◆ **Required task 1**
Quote every line of the block of data below word for word, leaving out the picture.

As was the case for schools, the Kuchma administration basically continued the language policies of the previous government for higher education. The ratification of the aforementioned charter on minority languages had no serious consequences for these policies, as the stipulations Ukraine agreed to abide by did not require the government to offer higher education in languages other than Ukrainian.

Table 3 about here

Official statistics on the language of instruction reflect the Ministry’s determination to ukrainianize higher education (see Table 3). They demonstrate that despite the arrears of higher education in relation to schools - in 1995-96 only 51% of all students were instructed in Ukrainian, compared to 60.5% of all school pupils in 1996-97 – the transition process in higher education proceeded faster than in schools. As a result, the number of students instructed in Ukrainian (78%) had overtaken the number of Ukrainian-educated pupils (73%) by 2002-2003. As with schools, however, the regional differences were conspicuous. While in the central and western part of the country higher education had become fully ukrainianized (reaching figures close to 100%), in the east and in the south only a small majority of students were instructed in Ukrainian by 2002-2003. One must also be cautious in taking these figures at face value. Several students I met in Kyiv in September 2004 indicated that some of their lessons were still given in Russian. In addition, some lecturers reportedly allowed students to vote on the language of instruction. The figures therefore may not reflect the actual state of affairs, which could still be favouring Russian.

As regards the substantive side of the nationalizing project, institutes of higher education, irrespective of ownership or orientation, have since independence been required to teach a number of humanities and social sciences, the so-called humanitarnyi blok. Three of these humanities, History of Ukraine, Business Ukrainian, and Ukrainian and Foreign Culture, are clearly related to the nation-building project. The humanitarnyi blok as a whole replaced a number of courses of the Soviet period that were specifically designed to inculcate the communist ideology (see Table 4). Most of the lecturers who taught these courses in the Soviet era retained their jobs and started teaching the new disciplines. Many teachers of History of the Communist Party, for instance, had to change their orientation overnight and teach History of Ukraine (Kovaleva, 1999).

◆ **Required task 2**
From the passage on language policy in Ukrainian higher education, list the humanities that it describes as clearly related to the nation-building project.

(A block of data)
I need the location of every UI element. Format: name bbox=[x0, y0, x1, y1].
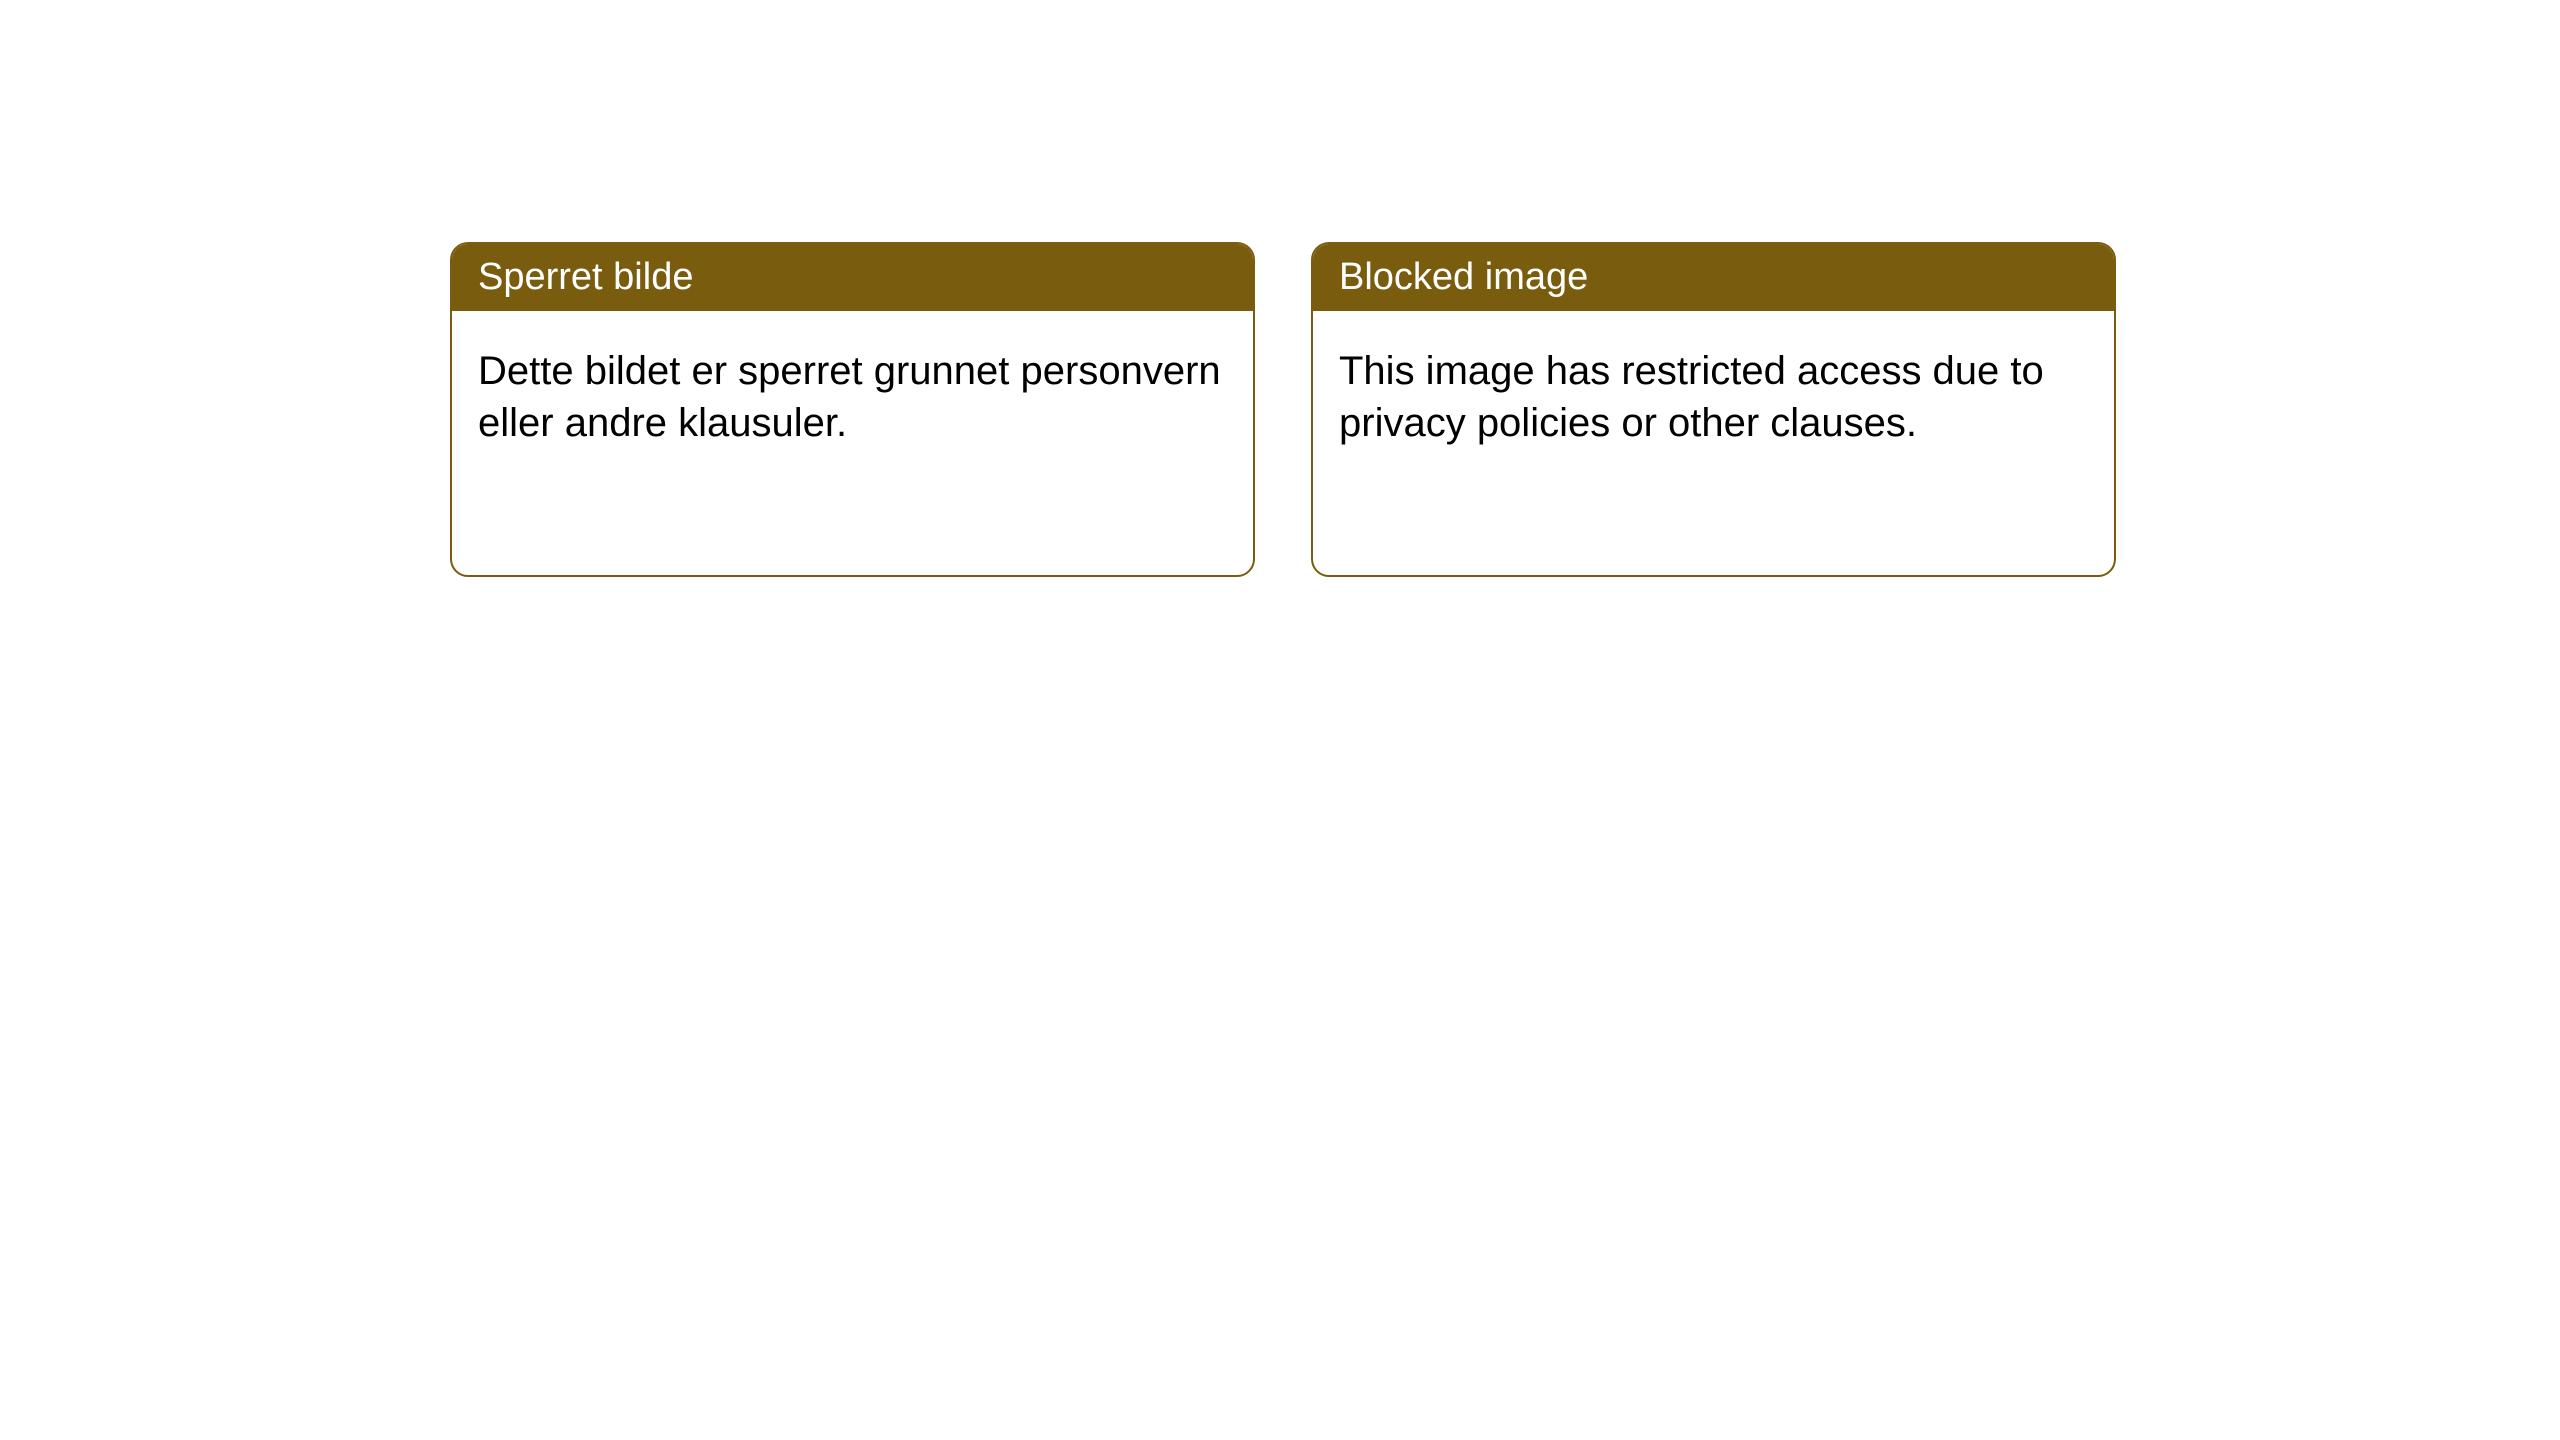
notice-body-english: This image has restricted access due to … bbox=[1313, 311, 2114, 483]
notice-body-norwegian: Dette bildet er sperret grunnet personve… bbox=[452, 311, 1253, 483]
notice-card-norwegian: Sperret bilde Dette bildet er sperret gr… bbox=[450, 242, 1255, 577]
notice-title-norwegian: Sperret bilde bbox=[478, 256, 693, 298]
notice-header-norwegian: Sperret bilde bbox=[452, 244, 1253, 311]
notice-title-english: Blocked image bbox=[1339, 256, 1588, 298]
notice-header-english: Blocked image bbox=[1313, 244, 2114, 311]
notice-container: Sperret bilde Dette bildet er sperret gr… bbox=[0, 0, 2560, 577]
notice-card-english: Blocked image This image has restricted … bbox=[1311, 242, 2116, 577]
notice-text-norwegian: Dette bildet er sperret grunnet personve… bbox=[478, 349, 1221, 445]
notice-text-english: This image has restricted access due to … bbox=[1339, 349, 2044, 445]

◆ **Task output 1**
I need the location of every UI element. Format: name bbox=[x0, y0, x1, y1].
notice-body-english: This image has restricted access due to … bbox=[1313, 311, 2114, 483]
notice-body-norwegian: Dette bildet er sperret grunnet personve… bbox=[452, 311, 1253, 483]
notice-card-norwegian: Sperret bilde Dette bildet er sperret gr… bbox=[450, 242, 1255, 577]
notice-title-norwegian: Sperret bilde bbox=[478, 256, 693, 298]
notice-header-norwegian: Sperret bilde bbox=[452, 244, 1253, 311]
notice-title-english: Blocked image bbox=[1339, 256, 1588, 298]
notice-header-english: Blocked image bbox=[1313, 244, 2114, 311]
notice-container: Sperret bilde Dette bildet er sperret gr… bbox=[0, 0, 2560, 577]
notice-card-english: Blocked image This image has restricted … bbox=[1311, 242, 2116, 577]
notice-text-norwegian: Dette bildet er sperret grunnet personve… bbox=[478, 349, 1221, 445]
notice-text-english: This image has restricted access due to … bbox=[1339, 349, 2044, 445]

◆ **Task output 2**
History of Ukraine
Business Ukrainian
Ukrainian and Foreign Culture